THE TASK:
Return the whole listing exactly as it stands.

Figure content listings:
══════

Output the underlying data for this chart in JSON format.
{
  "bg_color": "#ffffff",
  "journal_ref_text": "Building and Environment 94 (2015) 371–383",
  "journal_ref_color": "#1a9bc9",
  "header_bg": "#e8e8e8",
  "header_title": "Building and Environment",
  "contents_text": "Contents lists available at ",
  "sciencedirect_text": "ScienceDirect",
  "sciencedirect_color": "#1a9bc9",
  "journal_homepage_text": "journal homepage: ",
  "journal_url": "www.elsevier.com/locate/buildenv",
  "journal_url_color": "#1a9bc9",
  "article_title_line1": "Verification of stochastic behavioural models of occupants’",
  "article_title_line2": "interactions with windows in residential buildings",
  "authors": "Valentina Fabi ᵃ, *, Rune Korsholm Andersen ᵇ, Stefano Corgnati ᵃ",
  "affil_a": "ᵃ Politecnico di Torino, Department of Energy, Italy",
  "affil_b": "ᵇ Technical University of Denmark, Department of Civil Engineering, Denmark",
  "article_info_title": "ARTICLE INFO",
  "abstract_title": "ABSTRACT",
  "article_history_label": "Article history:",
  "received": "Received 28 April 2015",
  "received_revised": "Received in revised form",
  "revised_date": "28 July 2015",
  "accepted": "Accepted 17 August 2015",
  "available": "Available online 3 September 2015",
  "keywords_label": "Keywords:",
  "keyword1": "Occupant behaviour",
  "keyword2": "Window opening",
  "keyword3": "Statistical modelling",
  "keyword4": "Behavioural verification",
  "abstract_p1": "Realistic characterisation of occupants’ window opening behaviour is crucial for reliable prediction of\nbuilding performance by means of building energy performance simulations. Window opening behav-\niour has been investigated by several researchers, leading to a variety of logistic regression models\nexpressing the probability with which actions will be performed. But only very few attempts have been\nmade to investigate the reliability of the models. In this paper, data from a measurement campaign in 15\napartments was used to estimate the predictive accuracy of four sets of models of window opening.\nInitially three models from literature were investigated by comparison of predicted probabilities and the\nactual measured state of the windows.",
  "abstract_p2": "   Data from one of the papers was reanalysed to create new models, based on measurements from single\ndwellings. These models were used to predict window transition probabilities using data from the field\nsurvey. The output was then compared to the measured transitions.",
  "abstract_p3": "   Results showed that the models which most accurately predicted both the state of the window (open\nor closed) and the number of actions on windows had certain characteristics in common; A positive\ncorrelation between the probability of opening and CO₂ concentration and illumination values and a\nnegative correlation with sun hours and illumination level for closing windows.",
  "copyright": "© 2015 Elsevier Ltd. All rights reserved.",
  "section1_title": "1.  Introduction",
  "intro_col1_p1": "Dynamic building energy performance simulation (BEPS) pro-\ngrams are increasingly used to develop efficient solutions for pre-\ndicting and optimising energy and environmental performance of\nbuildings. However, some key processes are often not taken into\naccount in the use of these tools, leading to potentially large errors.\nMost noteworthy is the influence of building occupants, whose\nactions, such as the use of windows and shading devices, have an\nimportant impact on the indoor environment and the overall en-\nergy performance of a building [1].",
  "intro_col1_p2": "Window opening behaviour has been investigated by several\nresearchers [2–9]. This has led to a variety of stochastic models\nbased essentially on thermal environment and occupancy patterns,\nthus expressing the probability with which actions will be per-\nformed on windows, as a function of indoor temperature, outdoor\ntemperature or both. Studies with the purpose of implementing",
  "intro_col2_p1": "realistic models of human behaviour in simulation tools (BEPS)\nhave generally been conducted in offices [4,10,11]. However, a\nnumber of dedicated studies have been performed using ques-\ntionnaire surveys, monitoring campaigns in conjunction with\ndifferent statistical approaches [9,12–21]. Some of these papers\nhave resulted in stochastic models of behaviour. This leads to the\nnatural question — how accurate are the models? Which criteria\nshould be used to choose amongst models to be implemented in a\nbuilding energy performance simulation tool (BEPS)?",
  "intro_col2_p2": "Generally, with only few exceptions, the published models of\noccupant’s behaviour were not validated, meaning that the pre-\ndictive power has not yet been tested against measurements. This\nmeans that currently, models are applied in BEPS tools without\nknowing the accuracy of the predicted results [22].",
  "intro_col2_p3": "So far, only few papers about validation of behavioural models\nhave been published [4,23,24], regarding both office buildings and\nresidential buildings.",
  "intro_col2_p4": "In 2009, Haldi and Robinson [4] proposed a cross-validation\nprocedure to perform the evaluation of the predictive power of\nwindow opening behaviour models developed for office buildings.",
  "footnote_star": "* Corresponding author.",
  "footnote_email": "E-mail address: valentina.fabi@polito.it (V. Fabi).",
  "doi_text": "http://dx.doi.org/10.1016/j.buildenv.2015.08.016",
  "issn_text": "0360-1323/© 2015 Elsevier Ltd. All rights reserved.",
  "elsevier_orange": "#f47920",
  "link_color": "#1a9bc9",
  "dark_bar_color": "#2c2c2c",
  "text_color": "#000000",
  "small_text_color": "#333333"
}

══════

THE OUTPUT:
Output the underlying data for this chart in JSON format.
{
  "bg_color": "#ffffff",
  "journal_ref_text": "Building and Environment 94 (2015) 371–383",
  "journal_ref_color": "#1a9bc9",
  "header_bg": "#e8e8e8",
  "header_title": "Building and Environment",
  "contents_text": "Contents lists available at ",
  "sciencedirect_text": "ScienceDirect",
  "sciencedirect_color": "#1a9bc9",
  "journal_homepage_text": "journal homepage: ",
  "journal_url": "www.elsevier.com/locate/buildenv",
  "journal_url_color": "#1a9bc9",
  "article_title_line1": "Verification of stochastic behavioural models of occupants’",
  "article_title_line2": "interactions with windows in residential buildings",
  "authors": "Valentina Fabi ᵃ, *, Rune Korsholm Andersen ᵇ, Stefano Corgnati ᵃ",
  "affil_a": "ᵃ Politecnico di Torino, Department of Energy, Italy",
  "affil_b": "ᵇ Technical University of Denmark, Department of Civil Engineering, Denmark",
  "article_info_title": "ARTICLE INFO",
  "abstract_title": "ABSTRACT",
  "article_history_label": "Article history:",
  "received": "Received 28 April 2015",
  "received_revised": "Received in revised form",
  "revised_date": "28 July 2015",
  "accepted": "Accepted 17 August 2015",
  "available": "Available online 3 September 2015",
  "keywords_label": "Keywords:",
  "keyword1": "Occupant behaviour",
  "keyword2": "Window opening",
  "keyword3": "Statistical modelling",
  "keyword4": "Behavioural verification",
  "abstract_p1": "Realistic characterisation of occupants’ window opening behaviour is crucial for reliable prediction of\nbuilding performance by means of building energy performance simulations. Window opening behav-\niour has been investigated by several researchers, leading to a variety of logistic regression models\nexpressing the probability with which actions will be performed. But only very few attempts have been\nmade to investigate the reliability of the models. In this paper, data from a measurement campaign in 15\napartments was used to estimate the predictive accuracy of four sets of models of window opening.\nInitially three models from literature were investigated by comparison of predicted probabilities and the\nactual measured state of the windows.",
  "abstract_p2": "   Data from one of the papers was reanalysed to create new models, based on measurements from single\ndwellings. These models were used to predict window transition probabilities using data from the field\nsurvey. The output was then compared to the measured transitions.",
  "abstract_p3": "   Results showed that the models which most accurately predicted both the state of the window (open\nor closed) and the number of actions on windows had certain characteristics in common; A positive\ncorrelation between the probability of opening and CO₂ concentration and illumination values and a\nnegative correlation with sun hours and illumination level for closing windows.",
  "copyright": "© 2015 Elsevier Ltd. All rights reserved.",
  "section1_title": "1.  Introduction",
  "intro_col1_p1": "Dynamic building energy performance simulation (BEPS) pro-\ngrams are increasingly used to develop efficient solutions for pre-\ndicting and optimising energy and environmental performance of\nbuildings. However, some key processes are often not taken into\naccount in the use of these tools, leading to potentially large errors.\nMost noteworthy is the influence of building occupants, whose\nactions, such as the use of windows and shading devices, have an\nimportant impact on the indoor environment and the overall en-\nergy performance of a building [1].",
  "intro_col1_p2": "Window opening behaviour has been investigated by several\nresearchers [2–9]. This has led to a variety of stochastic models\nbased essentially on thermal environment and occupancy patterns,\nthus expressing the probability with which actions will be per-\nformed on windows, as a function of indoor temperature, outdoor\ntemperature or both. Studies with the purpose of implementing",
  "intro_col2_p1": "realistic models of human behaviour in simulation tools (BEPS)\nhave generally been conducted in offices [4,10,11]. However, a\nnumber of dedicated studies have been performed using ques-\ntionnaire surveys, monitoring campaigns in conjunction with\ndifferent statistical approaches [9,12–21]. Some of these papers\nhave resulted in stochastic models of behaviour. This leads to the\nnatural question — how accurate are the models? Which criteria\nshould be used to choose amongst models to be implemented in a\nbuilding energy performance simulation tool (BEPS)?",
  "intro_col2_p2": "Generally, with only few exceptions, the published models of\noccupant’s behaviour were not validated, meaning that the pre-\ndictive power has not yet been tested against measurements. This\nmeans that currently, models are applied in BEPS tools without\nknowing the accuracy of the predicted results [22].",
  "intro_col2_p3": "So far, only few papers about validation of behavioural models\nhave been published [4,23,24], regarding both office buildings and\nresidential buildings.",
  "intro_col2_p4": "In 2009, Haldi and Robinson [4] proposed a cross-validation\nprocedure to perform the evaluation of the predictive power of\nwindow opening behaviour models developed for office buildings.",
  "footnote_star": "* Corresponding author.",
  "footnote_email": "E-mail address: valentina.fabi@polito.it (V. Fabi).",
  "doi_text": "http://dx.doi.org/10.1016/j.buildenv.2015.08.016",
  "issn_text": "0360-1323/© 2015 Elsevier Ltd. All rights reserved.",
  "elsevier_orange": "#f47920",
  "link_color": "#1a9bc9",
  "dark_bar_color": "#2c2c2c",
  "text_color": "#000000",
  "small_text_color": "#333333"
}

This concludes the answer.